Given exercise: Pull every line containing "grid" from the entries.

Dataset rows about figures

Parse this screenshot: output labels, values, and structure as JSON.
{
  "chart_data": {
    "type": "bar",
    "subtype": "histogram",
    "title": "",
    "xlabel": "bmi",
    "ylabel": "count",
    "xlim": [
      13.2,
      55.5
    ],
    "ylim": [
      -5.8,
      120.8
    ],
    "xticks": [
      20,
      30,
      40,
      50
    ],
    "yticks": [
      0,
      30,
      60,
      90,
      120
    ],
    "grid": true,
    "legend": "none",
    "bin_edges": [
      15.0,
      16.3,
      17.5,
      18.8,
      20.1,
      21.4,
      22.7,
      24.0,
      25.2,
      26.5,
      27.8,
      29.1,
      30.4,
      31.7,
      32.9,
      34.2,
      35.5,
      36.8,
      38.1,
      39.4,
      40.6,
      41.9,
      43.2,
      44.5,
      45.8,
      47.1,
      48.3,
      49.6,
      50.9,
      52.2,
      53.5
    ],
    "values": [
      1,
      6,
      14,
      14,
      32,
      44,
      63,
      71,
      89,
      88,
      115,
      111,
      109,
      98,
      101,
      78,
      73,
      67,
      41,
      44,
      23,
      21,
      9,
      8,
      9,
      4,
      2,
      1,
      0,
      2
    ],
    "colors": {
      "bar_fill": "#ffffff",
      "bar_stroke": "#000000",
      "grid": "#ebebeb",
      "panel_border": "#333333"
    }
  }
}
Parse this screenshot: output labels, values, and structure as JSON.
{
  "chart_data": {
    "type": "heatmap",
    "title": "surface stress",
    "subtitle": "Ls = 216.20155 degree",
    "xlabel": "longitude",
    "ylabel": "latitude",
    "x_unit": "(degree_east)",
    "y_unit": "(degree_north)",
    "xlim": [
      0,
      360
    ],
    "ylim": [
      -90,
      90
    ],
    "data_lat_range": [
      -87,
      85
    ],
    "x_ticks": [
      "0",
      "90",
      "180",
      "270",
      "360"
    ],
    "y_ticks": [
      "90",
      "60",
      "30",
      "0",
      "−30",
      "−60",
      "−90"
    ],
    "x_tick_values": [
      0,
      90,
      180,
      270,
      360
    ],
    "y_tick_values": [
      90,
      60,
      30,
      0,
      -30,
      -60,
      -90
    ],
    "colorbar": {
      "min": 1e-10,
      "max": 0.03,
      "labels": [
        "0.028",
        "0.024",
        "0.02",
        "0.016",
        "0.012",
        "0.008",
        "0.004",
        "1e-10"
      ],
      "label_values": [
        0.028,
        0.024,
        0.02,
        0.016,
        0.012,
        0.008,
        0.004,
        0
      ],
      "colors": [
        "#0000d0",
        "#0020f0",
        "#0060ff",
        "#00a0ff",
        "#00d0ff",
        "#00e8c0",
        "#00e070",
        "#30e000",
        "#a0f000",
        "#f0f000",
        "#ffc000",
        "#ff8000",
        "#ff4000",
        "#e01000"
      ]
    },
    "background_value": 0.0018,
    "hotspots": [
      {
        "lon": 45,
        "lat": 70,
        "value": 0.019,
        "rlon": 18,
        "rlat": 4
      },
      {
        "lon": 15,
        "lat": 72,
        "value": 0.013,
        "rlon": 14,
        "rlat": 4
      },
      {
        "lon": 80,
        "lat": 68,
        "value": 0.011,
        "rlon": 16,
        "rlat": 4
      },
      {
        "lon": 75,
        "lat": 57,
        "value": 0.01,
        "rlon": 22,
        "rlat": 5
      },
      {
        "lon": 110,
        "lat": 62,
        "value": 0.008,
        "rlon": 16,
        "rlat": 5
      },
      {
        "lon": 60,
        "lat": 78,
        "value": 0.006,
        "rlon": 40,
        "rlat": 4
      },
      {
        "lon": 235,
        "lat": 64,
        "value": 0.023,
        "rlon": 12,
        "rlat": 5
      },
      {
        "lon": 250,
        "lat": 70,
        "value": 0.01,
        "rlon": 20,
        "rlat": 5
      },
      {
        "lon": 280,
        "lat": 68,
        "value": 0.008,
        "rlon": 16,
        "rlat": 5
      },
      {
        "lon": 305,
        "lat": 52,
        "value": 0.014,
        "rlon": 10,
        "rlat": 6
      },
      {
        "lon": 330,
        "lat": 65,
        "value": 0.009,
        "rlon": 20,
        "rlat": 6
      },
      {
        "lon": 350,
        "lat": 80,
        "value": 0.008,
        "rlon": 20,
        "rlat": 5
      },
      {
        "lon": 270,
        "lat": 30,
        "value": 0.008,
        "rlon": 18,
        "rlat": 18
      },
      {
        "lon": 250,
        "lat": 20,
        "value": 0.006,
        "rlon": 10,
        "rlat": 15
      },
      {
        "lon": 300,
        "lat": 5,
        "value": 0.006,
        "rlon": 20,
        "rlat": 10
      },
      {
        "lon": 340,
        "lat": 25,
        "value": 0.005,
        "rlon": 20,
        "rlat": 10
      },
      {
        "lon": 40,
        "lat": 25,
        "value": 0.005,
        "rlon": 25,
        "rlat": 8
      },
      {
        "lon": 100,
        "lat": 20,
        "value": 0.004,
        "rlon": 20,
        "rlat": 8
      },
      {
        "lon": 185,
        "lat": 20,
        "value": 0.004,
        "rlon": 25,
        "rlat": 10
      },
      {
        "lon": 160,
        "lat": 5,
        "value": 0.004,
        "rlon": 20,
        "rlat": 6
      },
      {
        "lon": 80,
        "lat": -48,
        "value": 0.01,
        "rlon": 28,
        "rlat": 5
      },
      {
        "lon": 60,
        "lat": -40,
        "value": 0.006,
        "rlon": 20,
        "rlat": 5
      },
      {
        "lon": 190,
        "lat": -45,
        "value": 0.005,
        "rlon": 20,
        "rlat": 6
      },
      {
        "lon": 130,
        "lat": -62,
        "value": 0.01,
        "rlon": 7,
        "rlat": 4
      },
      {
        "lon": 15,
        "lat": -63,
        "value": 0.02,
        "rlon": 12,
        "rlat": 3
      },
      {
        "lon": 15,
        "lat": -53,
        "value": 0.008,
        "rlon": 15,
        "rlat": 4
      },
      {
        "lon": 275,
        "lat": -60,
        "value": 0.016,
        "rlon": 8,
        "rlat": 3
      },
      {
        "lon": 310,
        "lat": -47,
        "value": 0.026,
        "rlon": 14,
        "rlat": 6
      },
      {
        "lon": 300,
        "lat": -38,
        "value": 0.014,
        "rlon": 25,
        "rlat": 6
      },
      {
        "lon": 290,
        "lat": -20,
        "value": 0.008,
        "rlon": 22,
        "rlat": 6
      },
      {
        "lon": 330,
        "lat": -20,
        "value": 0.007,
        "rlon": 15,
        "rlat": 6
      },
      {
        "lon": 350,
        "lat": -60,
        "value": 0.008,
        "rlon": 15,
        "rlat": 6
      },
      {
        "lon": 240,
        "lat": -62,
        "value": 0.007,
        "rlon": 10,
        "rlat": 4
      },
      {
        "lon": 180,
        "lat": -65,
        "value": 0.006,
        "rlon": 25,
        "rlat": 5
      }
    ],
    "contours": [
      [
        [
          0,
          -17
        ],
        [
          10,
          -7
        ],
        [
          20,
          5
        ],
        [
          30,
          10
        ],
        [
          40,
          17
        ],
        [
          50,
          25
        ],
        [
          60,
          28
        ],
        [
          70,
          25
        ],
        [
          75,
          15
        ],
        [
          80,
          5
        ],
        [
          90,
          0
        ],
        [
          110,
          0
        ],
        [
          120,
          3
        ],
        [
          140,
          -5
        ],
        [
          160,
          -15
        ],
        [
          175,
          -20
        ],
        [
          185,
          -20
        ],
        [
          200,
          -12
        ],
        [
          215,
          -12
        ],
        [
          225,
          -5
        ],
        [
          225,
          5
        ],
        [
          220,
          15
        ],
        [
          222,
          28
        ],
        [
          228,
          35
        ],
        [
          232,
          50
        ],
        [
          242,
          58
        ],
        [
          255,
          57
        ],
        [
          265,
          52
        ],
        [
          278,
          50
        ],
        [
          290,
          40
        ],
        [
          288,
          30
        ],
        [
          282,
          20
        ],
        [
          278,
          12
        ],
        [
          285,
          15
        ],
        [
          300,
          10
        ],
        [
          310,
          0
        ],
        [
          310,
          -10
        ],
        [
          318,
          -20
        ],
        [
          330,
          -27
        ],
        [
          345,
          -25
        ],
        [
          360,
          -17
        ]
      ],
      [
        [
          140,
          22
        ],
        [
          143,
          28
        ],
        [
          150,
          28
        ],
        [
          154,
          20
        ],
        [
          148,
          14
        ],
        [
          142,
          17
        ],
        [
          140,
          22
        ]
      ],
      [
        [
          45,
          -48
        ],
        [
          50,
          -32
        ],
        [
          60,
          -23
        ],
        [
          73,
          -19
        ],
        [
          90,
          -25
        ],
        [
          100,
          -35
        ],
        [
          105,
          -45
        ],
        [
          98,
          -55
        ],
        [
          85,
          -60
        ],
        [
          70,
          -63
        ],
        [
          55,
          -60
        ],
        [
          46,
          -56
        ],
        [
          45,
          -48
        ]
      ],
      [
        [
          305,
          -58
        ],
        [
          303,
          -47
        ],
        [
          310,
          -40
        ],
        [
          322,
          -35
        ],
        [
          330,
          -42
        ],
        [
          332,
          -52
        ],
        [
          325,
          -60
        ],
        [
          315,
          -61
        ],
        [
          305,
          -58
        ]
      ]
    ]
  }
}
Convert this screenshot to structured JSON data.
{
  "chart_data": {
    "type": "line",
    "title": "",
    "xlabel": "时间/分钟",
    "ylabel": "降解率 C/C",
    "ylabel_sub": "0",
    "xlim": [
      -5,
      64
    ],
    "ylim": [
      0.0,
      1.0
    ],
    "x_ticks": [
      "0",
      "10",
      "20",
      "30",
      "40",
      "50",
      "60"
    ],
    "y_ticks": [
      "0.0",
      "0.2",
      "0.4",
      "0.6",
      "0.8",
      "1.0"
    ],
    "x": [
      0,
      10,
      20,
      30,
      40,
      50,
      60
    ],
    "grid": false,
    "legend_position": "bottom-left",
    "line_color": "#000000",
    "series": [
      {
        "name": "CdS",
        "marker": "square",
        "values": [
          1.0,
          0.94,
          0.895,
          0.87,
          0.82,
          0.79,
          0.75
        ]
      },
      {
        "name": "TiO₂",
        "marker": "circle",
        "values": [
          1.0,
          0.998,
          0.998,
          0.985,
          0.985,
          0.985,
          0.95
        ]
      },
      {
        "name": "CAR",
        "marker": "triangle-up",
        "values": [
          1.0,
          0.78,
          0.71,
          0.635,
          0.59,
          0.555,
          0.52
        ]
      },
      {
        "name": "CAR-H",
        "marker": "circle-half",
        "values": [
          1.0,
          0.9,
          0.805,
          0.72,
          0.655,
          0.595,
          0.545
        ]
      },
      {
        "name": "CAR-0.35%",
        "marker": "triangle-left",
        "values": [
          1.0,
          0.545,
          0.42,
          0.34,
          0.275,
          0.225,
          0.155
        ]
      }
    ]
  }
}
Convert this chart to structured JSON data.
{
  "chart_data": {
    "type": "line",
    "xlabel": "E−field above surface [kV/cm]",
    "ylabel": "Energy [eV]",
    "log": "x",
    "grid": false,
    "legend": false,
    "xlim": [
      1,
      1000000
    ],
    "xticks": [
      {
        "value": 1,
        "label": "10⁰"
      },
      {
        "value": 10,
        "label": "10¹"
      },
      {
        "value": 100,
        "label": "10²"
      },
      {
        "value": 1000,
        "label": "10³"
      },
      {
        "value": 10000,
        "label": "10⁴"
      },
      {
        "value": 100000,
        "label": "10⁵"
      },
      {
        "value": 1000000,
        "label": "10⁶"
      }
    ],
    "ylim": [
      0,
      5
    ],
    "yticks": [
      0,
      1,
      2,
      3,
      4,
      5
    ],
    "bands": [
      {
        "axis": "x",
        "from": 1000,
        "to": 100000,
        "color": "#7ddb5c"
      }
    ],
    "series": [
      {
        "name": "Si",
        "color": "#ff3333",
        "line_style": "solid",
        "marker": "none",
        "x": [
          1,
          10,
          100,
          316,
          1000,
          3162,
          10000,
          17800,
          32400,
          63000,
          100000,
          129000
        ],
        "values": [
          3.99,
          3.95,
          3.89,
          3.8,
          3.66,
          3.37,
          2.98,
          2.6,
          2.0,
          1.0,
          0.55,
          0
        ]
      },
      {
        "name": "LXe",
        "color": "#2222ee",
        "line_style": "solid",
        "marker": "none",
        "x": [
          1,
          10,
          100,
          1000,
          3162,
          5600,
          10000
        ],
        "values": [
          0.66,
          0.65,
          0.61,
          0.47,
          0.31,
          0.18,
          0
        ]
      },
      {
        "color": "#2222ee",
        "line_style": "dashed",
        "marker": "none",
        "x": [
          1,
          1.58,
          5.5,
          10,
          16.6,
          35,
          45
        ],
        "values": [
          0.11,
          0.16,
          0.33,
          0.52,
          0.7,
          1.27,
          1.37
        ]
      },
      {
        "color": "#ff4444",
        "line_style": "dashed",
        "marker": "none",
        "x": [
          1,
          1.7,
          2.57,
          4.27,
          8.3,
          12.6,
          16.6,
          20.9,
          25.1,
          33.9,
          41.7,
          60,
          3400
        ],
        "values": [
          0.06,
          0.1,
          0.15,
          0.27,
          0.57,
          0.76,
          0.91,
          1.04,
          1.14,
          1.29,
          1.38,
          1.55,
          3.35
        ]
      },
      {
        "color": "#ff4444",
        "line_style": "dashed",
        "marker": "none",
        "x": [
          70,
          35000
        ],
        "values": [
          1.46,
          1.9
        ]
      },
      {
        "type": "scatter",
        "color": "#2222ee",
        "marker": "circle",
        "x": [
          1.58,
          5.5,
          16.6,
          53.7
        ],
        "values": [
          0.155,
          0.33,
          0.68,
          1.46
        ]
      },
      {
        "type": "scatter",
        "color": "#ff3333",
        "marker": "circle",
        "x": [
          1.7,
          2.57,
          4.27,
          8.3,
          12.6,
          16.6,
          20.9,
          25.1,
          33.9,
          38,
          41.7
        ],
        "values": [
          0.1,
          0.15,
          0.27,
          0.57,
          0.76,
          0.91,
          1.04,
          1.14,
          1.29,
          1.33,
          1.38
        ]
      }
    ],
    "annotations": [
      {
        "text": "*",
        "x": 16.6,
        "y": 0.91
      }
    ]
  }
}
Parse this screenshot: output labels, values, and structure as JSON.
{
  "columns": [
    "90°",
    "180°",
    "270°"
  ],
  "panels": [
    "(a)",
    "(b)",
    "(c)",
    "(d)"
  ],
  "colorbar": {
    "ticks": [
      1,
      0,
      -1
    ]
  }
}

Result of the exercise:
    "grid": true,
      "grid": "#ebebeb",
    "grid": false,
    "grid": false,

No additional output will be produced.